— WORK REQUIRED —
In this exercise, reproduce all the entries that follow exactly.

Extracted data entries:
%%

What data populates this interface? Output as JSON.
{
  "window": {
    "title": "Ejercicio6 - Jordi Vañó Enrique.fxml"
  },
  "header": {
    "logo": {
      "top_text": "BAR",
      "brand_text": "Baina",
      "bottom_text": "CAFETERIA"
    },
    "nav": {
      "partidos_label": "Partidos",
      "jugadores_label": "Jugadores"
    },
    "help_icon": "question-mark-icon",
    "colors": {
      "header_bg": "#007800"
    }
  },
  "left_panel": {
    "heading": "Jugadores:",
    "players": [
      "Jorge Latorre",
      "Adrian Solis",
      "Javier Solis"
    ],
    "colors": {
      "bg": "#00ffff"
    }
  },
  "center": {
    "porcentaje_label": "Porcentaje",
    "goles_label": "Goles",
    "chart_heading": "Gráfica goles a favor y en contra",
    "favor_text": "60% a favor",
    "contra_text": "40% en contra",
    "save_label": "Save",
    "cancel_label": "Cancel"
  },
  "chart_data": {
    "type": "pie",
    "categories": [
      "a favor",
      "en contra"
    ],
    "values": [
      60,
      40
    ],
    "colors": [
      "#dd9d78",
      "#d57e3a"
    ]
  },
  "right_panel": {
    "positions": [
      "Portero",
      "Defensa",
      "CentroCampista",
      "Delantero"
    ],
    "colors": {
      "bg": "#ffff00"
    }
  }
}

%%

— IN RESPONSE —
What data populates this interface? Output as JSON.
{
  "window": {
    "title": "Ejercicio6 - Jordi Vañó Enrique.fxml"
  },
  "header": {
    "logo": {
      "top_text": "BAR",
      "brand_text": "Baina",
      "bottom_text": "CAFETERIA"
    },
    "nav": {
      "partidos_label": "Partidos",
      "jugadores_label": "Jugadores"
    },
    "help_icon": "question-mark-icon",
    "colors": {
      "header_bg": "#007800"
    }
  },
  "left_panel": {
    "heading": "Jugadores:",
    "players": [
      "Jorge Latorre",
      "Adrian Solis",
      "Javier Solis"
    ],
    "colors": {
      "bg": "#00ffff"
    }
  },
  "center": {
    "porcentaje_label": "Porcentaje",
    "goles_label": "Goles",
    "chart_heading": "Gráfica goles a favor y en contra",
    "favor_text": "60% a favor",
    "contra_text": "40% en contra",
    "save_label": "Save",
    "cancel_label": "Cancel"
  },
  "chart_data": {
    "type": "pie",
    "categories": [
      "a favor",
      "en contra"
    ],
    "values": [
      60,
      40
    ],
    "colors": [
      "#dd9d78",
      "#d57e3a"
    ]
  },
  "right_panel": {
    "positions": [
      "Portero",
      "Defensa",
      "CentroCampista",
      "Delantero"
    ],
    "colors": {
      "bg": "#ffff00"
    }
  }
}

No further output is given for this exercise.